======== Material supplied ========

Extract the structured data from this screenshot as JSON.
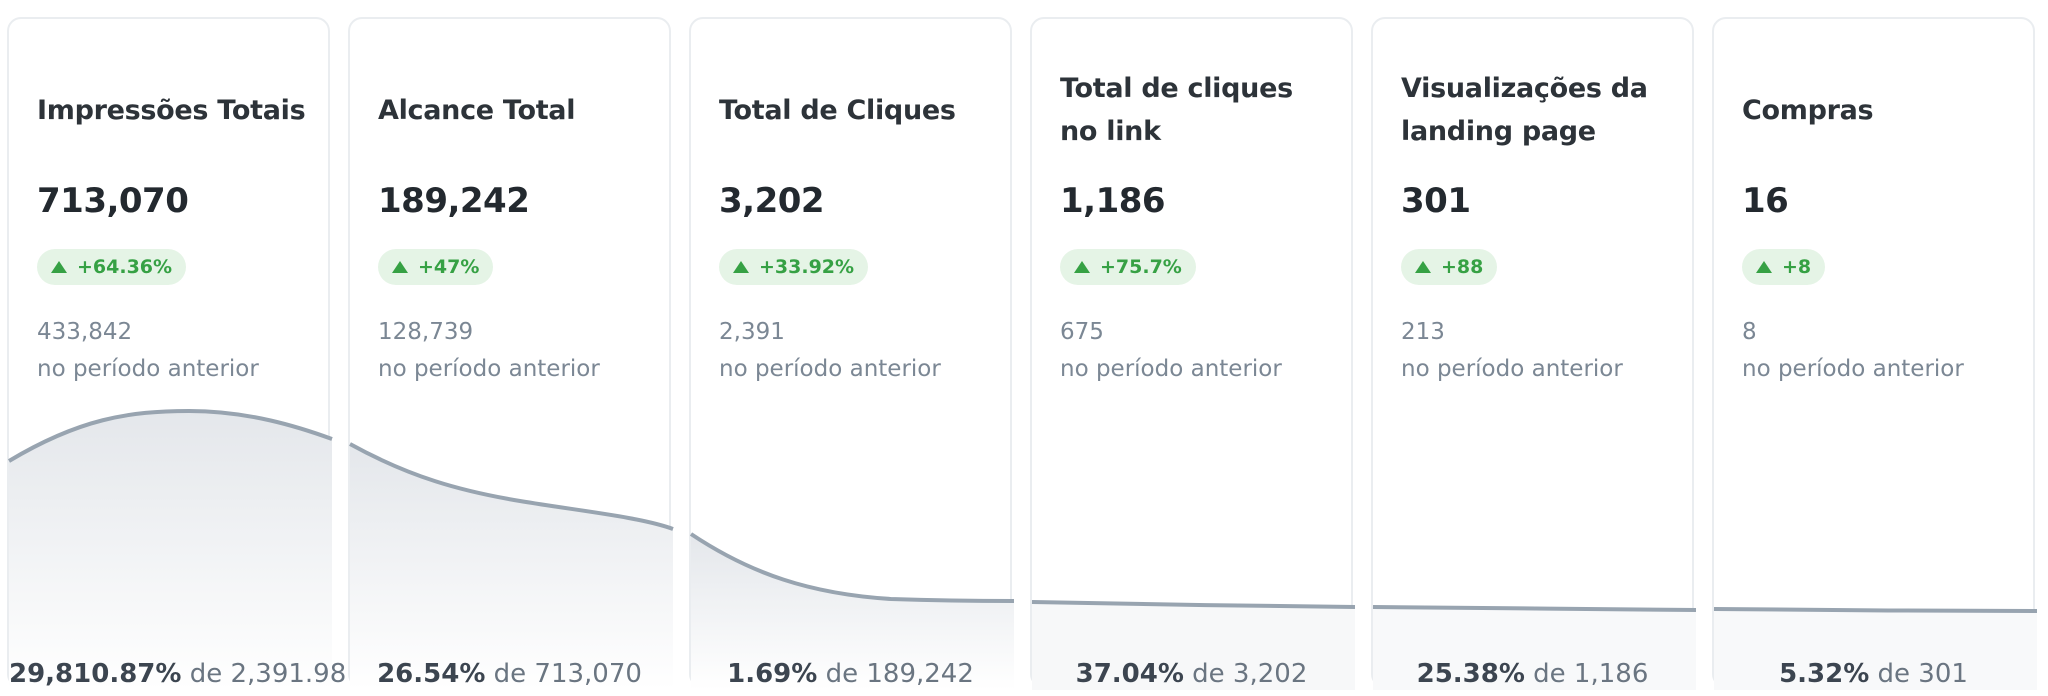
{
  "colors": {
    "card_border": "#eaedf0",
    "badge_bg": "#e5f4e6",
    "positive": "#36a144",
    "secondary_text": "#7b8794",
    "sparkline": "#98a4b0"
  },
  "cards": [
    {
      "title": "Impressões Totais",
      "value": "713,070",
      "delta": "+64.36%",
      "previous_value": "433,842",
      "previous_caption": "no período anterior",
      "conversion_pct": "29,810.87%",
      "conversion_of": "de 2,391.98"
    },
    {
      "title": "Alcance Total",
      "value": "189,242",
      "delta": "+47%",
      "previous_value": "128,739",
      "previous_caption": "no período anterior",
      "conversion_pct": "26.54%",
      "conversion_of": "de 713,070"
    },
    {
      "title": "Total de Cliques",
      "value": "3,202",
      "delta": "+33.92%",
      "previous_value": "2,391",
      "previous_caption": "no período anterior",
      "conversion_pct": "1.69%",
      "conversion_of": "de 189,242"
    },
    {
      "title": "Total de cliques no link",
      "value": "1,186",
      "delta": "+75.7%",
      "previous_value": "675",
      "previous_caption": "no período anterior",
      "conversion_pct": "37.04%",
      "conversion_of": "de 3,202"
    },
    {
      "title": "Visualizações da landing page",
      "value": "301",
      "delta": "+88",
      "previous_value": "213",
      "previous_caption": "no período anterior",
      "conversion_pct": "25.38%",
      "conversion_of": "de 1,186"
    },
    {
      "title": "Compras",
      "value": "16",
      "delta": "+8",
      "previous_value": "8",
      "previous_caption": "no período anterior",
      "conversion_pct": "5.32%",
      "conversion_of": "de 301"
    }
  ]
}
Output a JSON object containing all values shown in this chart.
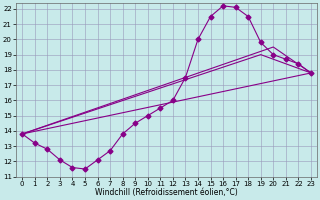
{
  "xlabel": "Windchill (Refroidissement éolien,°C)",
  "xlim": [
    -0.5,
    23.5
  ],
  "ylim": [
    11,
    22.4
  ],
  "xticks": [
    0,
    1,
    2,
    3,
    4,
    5,
    6,
    7,
    8,
    9,
    10,
    11,
    12,
    13,
    14,
    15,
    16,
    17,
    18,
    19,
    20,
    21,
    22,
    23
  ],
  "yticks": [
    11,
    12,
    13,
    14,
    15,
    16,
    17,
    18,
    19,
    20,
    21,
    22
  ],
  "bg_color": "#c8eaea",
  "grid_color": "#9999bb",
  "line_color": "#880088",
  "line1_x": [
    0,
    1,
    2,
    3,
    4,
    5,
    6,
    7,
    8,
    9,
    10,
    11,
    12,
    13,
    14,
    15,
    16,
    17,
    18,
    19,
    20,
    21,
    22,
    23
  ],
  "line1_y": [
    13.8,
    13.2,
    12.8,
    12.1,
    11.6,
    11.5,
    12.1,
    12.7,
    13.8,
    14.5,
    15.0,
    15.5,
    16.0,
    17.5,
    20.0,
    21.5,
    22.2,
    22.1,
    21.5,
    19.8,
    19.0,
    18.7,
    18.4,
    17.8
  ],
  "line2_x": [
    0,
    23
  ],
  "line2_y": [
    13.8,
    17.8
  ],
  "line3_x": [
    0,
    19,
    23
  ],
  "line3_y": [
    13.8,
    19.0,
    17.8
  ],
  "line4_x": [
    0,
    20,
    23
  ],
  "line4_y": [
    13.8,
    19.5,
    17.8
  ],
  "markersize": 2.5,
  "linewidth": 0.8
}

========

Repeat the entries exactly and keep the pictures out of the copy.

Extract the structured data from this screenshot as JSON.
{
  "colors": {
    "card_border": "#eaedf0",
    "badge_bg": "#e5f4e6",
    "positive": "#36a144",
    "secondary_text": "#7b8794",
    "sparkline": "#98a4b0"
  },
  "cards": [
    {
      "title": "Impressões Totais",
      "value": "713,070",
      "delta": "+64.36%",
      "previous_value": "433,842",
      "previous_caption": "no período anterior",
      "conversion_pct": "29,810.87%",
      "conversion_of": "de 2,391.98"
    },
    {
      "title": "Alcance Total",
      "value": "189,242",
      "delta": "+47%",
      "previous_value": "128,739",
      "previous_caption": "no período anterior",
      "conversion_pct": "26.54%",
      "conversion_of": "de 713,070"
    },
    {
      "title": "Total de Cliques",
      "value": "3,202",
      "delta": "+33.92%",
      "previous_value": "2,391",
      "previous_caption": "no período anterior",
      "conversion_pct": "1.69%",
      "conversion_of": "de 189,242"
    },
    {
      "title": "Total de cliques no link",
      "value": "1,186",
      "delta": "+75.7%",
      "previous_value": "675",
      "previous_caption": "no período anterior",
      "conversion_pct": "37.04%",
      "conversion_of": "de 3,202"
    },
    {
      "title": "Visualizações da landing page",
      "value": "301",
      "delta": "+88",
      "previous_value": "213",
      "previous_caption": "no período anterior",
      "conversion_pct": "25.38%",
      "conversion_of": "de 1,186"
    },
    {
      "title": "Compras",
      "value": "16",
      "delta": "+8",
      "previous_value": "8",
      "previous_caption": "no período anterior",
      "conversion_pct": "5.32%",
      "conversion_of": "de 301"
    }
  ]
}
Output a JSON object containing all values shown in this chart.
{
  "xlabel": "Windchill (Refroidissement éolien,°C)",
  "xlim": [
    -0.5,
    23.5
  ],
  "ylim": [
    11,
    22.4
  ],
  "xticks": [
    0,
    1,
    2,
    3,
    4,
    5,
    6,
    7,
    8,
    9,
    10,
    11,
    12,
    13,
    14,
    15,
    16,
    17,
    18,
    19,
    20,
    21,
    22,
    23
  ],
  "yticks": [
    11,
    12,
    13,
    14,
    15,
    16,
    17,
    18,
    19,
    20,
    21,
    22
  ],
  "bg_color": "#c8eaea",
  "grid_color": "#9999bb",
  "line_color": "#880088",
  "line1_x": [
    0,
    1,
    2,
    3,
    4,
    5,
    6,
    7,
    8,
    9,
    10,
    11,
    12,
    13,
    14,
    15,
    16,
    17,
    18,
    19,
    20,
    21,
    22,
    23
  ],
  "line1_y": [
    13.8,
    13.2,
    12.8,
    12.1,
    11.6,
    11.5,
    12.1,
    12.7,
    13.8,
    14.5,
    15.0,
    15.5,
    16.0,
    17.5,
    20.0,
    21.5,
    22.2,
    22.1,
    21.5,
    19.8,
    19.0,
    18.7,
    18.4,
    17.8
  ],
  "line2_x": [
    0,
    23
  ],
  "line2_y": [
    13.8,
    17.8
  ],
  "line3_x": [
    0,
    19,
    23
  ],
  "line3_y": [
    13.8,
    19.0,
    17.8
  ],
  "line4_x": [
    0,
    20,
    23
  ],
  "line4_y": [
    13.8,
    19.5,
    17.8
  ],
  "markersize": 2.5,
  "linewidth": 0.8
}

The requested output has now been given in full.